Selected text
====================

Poul Kjaerholm / Danh Vo / Nico Ihlein
Made of Oregon pine and ready-made steel angels, the cabinets were part of a commission that included desks for professors and students, and which proved critical for Kjærholm’s professional and stylistic development. It capped a period of struggle during which many of his designs—most of which were attempts to create a novel chair—failed to make it past the prototype phase, and it led to the production of his first commercial hits in 1956—the PK 22 lounge chair and the PK 61 low table. In the desks and cabinets’ marriage of wood and steel, Kjærholm first refined his typical approach to materials: emphasizing their particular qualities through simple forms, and combining industrial production with fine craftsmanship.
A young architect designing furniture for student architects, Kjærholm had an intimate relationship to the future users of his cabinets (all the more since he started teaching part-time at the Academy in 1955). His work was also their work, and when they used the cabinets as tools in the creation of their own designs, they exerted the same kind of labor upon them as he had invested into making them. The mirroring of the designer in the users renders the many physical traces left by Academy students on Galleri Feldt’s cabinets particularly poignant. In a way, they speak for Kjærholm, but in their careless—at times aggressive—use of his sleek design, they also disregard him.

====================

Page segmentation data
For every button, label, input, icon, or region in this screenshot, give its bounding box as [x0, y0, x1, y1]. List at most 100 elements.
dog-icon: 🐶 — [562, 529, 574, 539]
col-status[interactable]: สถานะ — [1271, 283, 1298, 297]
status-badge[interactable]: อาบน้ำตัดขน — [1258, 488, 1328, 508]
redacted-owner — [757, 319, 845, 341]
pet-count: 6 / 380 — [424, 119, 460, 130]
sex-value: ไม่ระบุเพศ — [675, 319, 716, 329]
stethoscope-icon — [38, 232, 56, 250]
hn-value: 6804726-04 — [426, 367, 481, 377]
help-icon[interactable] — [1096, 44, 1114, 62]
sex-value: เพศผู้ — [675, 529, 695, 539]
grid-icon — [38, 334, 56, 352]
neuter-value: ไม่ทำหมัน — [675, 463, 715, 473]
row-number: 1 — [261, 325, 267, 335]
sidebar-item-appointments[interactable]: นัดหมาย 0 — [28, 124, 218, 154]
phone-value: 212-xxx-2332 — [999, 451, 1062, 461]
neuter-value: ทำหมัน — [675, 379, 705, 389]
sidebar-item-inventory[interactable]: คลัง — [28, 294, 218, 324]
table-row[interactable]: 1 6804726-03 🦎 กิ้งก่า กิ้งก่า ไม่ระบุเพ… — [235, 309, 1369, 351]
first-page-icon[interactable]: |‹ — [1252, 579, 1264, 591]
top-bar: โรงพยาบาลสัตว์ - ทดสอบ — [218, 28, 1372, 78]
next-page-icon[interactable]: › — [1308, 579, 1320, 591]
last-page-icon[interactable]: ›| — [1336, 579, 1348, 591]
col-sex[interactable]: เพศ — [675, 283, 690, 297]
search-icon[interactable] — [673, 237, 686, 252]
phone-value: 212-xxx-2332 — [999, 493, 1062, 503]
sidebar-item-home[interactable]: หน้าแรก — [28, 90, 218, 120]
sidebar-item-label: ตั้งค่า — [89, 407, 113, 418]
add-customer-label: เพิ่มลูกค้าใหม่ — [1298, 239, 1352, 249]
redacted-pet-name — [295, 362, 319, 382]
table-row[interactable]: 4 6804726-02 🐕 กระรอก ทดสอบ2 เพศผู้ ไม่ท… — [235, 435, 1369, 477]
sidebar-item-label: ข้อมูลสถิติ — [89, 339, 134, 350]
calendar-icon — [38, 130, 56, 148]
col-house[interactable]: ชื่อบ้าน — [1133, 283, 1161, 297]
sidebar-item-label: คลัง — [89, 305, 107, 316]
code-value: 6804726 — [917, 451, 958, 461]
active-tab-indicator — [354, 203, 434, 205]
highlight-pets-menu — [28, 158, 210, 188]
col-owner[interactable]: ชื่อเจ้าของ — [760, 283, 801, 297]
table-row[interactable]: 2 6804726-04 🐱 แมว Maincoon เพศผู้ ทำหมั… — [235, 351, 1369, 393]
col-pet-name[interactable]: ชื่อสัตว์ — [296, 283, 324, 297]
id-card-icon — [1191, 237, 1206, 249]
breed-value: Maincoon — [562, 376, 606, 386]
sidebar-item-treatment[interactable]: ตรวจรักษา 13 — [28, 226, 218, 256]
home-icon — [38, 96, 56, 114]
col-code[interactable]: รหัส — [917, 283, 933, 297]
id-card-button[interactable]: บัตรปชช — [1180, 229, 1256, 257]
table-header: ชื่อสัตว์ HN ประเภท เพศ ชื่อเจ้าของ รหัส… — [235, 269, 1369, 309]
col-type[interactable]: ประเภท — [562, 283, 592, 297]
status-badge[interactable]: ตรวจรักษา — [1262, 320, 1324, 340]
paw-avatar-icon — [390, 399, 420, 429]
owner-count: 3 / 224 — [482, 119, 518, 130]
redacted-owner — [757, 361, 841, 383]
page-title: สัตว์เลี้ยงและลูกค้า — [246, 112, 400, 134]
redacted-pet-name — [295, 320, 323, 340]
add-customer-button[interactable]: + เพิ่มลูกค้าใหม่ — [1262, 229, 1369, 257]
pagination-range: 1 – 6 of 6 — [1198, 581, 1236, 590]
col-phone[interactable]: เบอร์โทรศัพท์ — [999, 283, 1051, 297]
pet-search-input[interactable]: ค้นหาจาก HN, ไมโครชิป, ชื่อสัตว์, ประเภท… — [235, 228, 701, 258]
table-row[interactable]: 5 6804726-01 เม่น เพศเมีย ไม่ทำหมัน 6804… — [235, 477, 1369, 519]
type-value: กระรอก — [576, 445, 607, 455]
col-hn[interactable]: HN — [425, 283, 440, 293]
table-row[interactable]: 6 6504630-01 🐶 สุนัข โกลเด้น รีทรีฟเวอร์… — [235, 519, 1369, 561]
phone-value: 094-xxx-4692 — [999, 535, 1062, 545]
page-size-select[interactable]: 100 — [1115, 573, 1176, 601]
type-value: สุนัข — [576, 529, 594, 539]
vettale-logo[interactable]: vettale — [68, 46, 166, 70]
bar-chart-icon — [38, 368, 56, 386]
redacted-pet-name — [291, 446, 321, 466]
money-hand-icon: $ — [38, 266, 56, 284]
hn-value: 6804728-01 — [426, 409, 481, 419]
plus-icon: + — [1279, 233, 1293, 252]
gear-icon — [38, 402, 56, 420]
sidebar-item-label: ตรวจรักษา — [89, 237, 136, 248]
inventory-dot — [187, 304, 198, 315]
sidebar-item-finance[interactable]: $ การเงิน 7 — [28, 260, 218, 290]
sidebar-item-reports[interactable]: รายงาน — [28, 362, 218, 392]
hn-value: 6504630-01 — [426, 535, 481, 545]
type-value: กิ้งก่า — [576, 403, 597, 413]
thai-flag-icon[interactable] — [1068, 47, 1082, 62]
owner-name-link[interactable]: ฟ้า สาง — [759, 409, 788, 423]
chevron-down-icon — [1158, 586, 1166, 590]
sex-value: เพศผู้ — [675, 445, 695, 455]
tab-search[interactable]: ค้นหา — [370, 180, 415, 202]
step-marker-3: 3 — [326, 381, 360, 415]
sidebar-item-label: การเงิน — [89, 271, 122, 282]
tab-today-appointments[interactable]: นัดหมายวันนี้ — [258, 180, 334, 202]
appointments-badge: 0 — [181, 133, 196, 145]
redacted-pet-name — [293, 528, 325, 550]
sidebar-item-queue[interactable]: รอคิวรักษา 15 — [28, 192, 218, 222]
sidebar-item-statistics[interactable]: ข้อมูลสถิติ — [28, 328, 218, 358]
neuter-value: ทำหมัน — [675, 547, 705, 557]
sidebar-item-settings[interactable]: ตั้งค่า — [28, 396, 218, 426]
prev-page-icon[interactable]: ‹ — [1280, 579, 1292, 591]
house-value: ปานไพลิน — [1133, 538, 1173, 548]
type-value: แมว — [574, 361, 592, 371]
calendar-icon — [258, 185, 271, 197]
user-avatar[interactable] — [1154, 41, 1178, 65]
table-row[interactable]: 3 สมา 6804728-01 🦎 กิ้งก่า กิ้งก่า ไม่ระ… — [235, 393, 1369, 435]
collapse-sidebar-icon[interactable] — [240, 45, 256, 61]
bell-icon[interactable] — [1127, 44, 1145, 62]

====================

Work instruction
Copy the full text about Kjærholm's cabinets above, word for word, without changing anything.

Completed task
Poul Kjaerholm / Danh Vo / Nico Ihlein
Made of Oregon pine and ready-made steel angels, the cabinets were part of a commission that included desks for professors and students, and which proved critical for Kjærholm’s professional and stylistic development. It capped a period of struggle during which many of his designs—most of which were attempts to create a novel chair—failed to make it past the prototype phase, and it led to the production of his first commercial hits in 1956—the PK 22 lounge chair and the PK 61 low table. In the desks and cabinets’ marriage of wood and steel, Kjærholm first refined his typical approach to materials: emphasizing their particular qualities through simple forms, and combining industrial production with fine craftsmanship.
A young architect designing furniture for student architects, Kjærholm had an intimate relationship to the future users of his cabinets (all the more since he started teaching part-time at the Academy in 1955). His work was also their work, and when they used the cabinets as tools in the creation of their own designs, they exerted the same kind of labor upon them as he had invested into making them. The mirroring of the designer in the users renders the many physical traces left by Academy students on Galleri Feldt’s cabinets particularly poignant. In a way, they speak for Kjærholm, but in their careless—at times aggressive—use of his sleek design, they also disregard him.